> **Exercise 1**:
Answer these questions using the forum thread below:
(a) What setting does the poster place in /etc/rc.conf under VT?
(b) Which two resolutions does the poster say they could switch to?
(c) What command does T-Daemon suggest running after booting with `kern.vty=vt`?

> **Source**:
-*-
It actually works fine (`vidcontrol -i mode` actually gives me several modes and I also could switch to 1024x768 or 800x600), but apparently sc(4) changed the keymap to US (I usually use "DE").

Under VT, I use the ISO-8859-1 charset ("`keymap=de`" in /etc/rc.conf). I have been able to change the keyboard layout to "DE" in syscons(4) and at least now the keyboard is  using QWERTZ instead of QWERTY, but I cannot manage to display the German Umlauts such as äöü and so on. Not that I need Umlauts in a console window of a headless server, but I have to admit that it irritates me, if I press a key and get some meaningless ASCII garbage. It seems syscons(4) is unable to display UTF-8 encoding (at least the Wiki says so here).

Now I wonder, whether I have more than the two options at hand (i) to stay with syscons(4) and have no Umlauts or (ii) change to vt(4) being unable to switch resolutions. As stated above, all I want is text (with a higher resolution), there will not be X on this machine. As I won't be using X, I don't "need" vt(4), unfortunately I do not know how to properly configure syscons(4) so it displays Umlauts properly. Can anyone help?

Or could I use vt(4) and unse the kms-drm package? What I have read, however, it only supports intel/amd/mga chipsets?

Many thanks for your help!

Georg


----------



## T-Daemon (Jul 6, 2022)

You won't get Umlaute in sc(4) (I use myself German keyboard layout). They can be printed only in vt(4).

Maybe the ASpeed supports VBE framebuffer device. Boot the system with `kern.vty=vt` , execute `dmesg | grep 'VT('`. If the printed line looks similar to `VT(vbefb): resolution 1920x1080` then the screen resolution can be set. See `screen.textmode` and `vbe_max_resolution` in loader.conf(5).

Alternatively check the ASpeed graphics driver VBIOS and for FreeBSD. I suspect the FreeBSD driver is for Xorg, haven't checked it.


----------



## ghuber (Jul 7, 2022)

T-Daemon said:


> You won't get Umlaute in sc(4) (I use myself German keyboard layout). They can be printed only in vt(4).
-*-
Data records
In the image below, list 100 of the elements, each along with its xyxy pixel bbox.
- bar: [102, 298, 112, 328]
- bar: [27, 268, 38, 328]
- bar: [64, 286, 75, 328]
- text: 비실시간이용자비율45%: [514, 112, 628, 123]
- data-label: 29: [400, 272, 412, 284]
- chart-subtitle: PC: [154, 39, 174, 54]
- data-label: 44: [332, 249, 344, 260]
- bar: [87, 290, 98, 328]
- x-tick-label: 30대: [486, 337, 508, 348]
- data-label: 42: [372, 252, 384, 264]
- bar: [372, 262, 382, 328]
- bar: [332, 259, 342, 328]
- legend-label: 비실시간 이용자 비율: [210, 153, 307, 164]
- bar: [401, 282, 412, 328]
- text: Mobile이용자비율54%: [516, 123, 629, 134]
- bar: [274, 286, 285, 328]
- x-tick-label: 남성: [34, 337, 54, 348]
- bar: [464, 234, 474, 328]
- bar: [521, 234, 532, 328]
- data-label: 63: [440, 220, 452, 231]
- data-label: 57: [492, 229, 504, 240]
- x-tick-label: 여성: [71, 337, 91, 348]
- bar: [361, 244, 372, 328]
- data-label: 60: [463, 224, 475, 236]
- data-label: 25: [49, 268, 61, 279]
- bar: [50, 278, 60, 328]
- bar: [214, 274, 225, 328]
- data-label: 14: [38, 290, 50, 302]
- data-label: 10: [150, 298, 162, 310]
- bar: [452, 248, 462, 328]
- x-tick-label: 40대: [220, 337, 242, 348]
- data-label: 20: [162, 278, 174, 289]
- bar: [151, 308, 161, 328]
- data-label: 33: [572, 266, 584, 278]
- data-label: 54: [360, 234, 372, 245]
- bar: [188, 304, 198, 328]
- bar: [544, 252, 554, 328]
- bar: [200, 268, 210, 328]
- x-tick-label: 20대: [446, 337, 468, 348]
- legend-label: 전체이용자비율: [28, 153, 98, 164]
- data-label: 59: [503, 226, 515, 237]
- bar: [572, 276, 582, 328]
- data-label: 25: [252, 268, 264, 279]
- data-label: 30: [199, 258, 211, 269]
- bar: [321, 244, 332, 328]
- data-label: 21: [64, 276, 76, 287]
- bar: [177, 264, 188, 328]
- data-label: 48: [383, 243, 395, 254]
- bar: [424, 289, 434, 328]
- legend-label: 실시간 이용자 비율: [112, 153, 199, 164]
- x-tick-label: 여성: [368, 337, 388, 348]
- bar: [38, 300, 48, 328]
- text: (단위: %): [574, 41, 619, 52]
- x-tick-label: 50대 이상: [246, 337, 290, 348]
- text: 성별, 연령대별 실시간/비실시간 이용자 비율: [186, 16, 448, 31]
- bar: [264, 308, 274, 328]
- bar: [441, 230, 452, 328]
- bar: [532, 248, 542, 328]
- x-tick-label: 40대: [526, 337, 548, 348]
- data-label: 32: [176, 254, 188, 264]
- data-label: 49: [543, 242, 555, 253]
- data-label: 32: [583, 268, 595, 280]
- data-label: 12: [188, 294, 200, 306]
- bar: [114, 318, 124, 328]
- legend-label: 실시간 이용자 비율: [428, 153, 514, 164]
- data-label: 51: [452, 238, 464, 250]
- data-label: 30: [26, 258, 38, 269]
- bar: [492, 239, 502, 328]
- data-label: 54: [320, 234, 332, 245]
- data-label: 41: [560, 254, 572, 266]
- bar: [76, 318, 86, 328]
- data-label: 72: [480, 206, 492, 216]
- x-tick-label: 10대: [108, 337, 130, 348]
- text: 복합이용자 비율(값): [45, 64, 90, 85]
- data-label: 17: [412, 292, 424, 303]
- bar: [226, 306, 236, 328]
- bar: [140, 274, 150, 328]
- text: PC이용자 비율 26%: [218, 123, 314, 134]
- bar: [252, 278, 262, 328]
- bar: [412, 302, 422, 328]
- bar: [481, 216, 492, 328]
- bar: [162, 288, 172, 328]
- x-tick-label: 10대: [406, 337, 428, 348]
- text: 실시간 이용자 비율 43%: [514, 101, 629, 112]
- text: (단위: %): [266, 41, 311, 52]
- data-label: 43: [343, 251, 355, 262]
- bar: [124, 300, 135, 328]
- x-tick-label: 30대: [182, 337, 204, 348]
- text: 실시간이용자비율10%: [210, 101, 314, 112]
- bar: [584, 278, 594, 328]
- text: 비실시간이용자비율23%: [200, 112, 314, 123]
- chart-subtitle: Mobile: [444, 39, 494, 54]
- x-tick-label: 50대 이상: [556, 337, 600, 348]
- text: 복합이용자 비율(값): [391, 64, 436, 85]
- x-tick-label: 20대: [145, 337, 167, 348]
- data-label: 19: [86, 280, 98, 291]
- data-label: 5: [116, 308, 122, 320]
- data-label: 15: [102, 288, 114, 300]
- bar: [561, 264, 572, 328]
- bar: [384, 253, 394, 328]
-*-
> **Exercise 2**:
Please report every line of the entries that contains the string "text". Case counts.

> **Output 1**:
(a) `keymap=de`
(b) 1024x768 and 800x600
(c) `dmesg | grep 'VT('`

> **Output 2**:
- text: 비실시간이용자비율45%: [514, 112, 628, 123]
- text: Mobile이용자비율54%: [516, 123, 629, 134]
- text: (단위: %): [574, 41, 619, 52]
- text: 성별, 연령대별 실시간/비실시간 이용자 비율: [186, 16, 448, 31]
- text: 복합이용자 비율(값): [45, 64, 90, 85]
- text: PC이용자 비율 26%: [218, 123, 314, 134]
- text: 실시간 이용자 비율 43%: [514, 101, 629, 112]
- text: (단위: %): [266, 41, 311, 52]
- text: 실시간이용자비율10%: [210, 101, 314, 112]
- text: 비실시간이용자비율23%: [200, 112, 314, 123]
- text: 복합이용자 비율(값): [391, 64, 436, 85]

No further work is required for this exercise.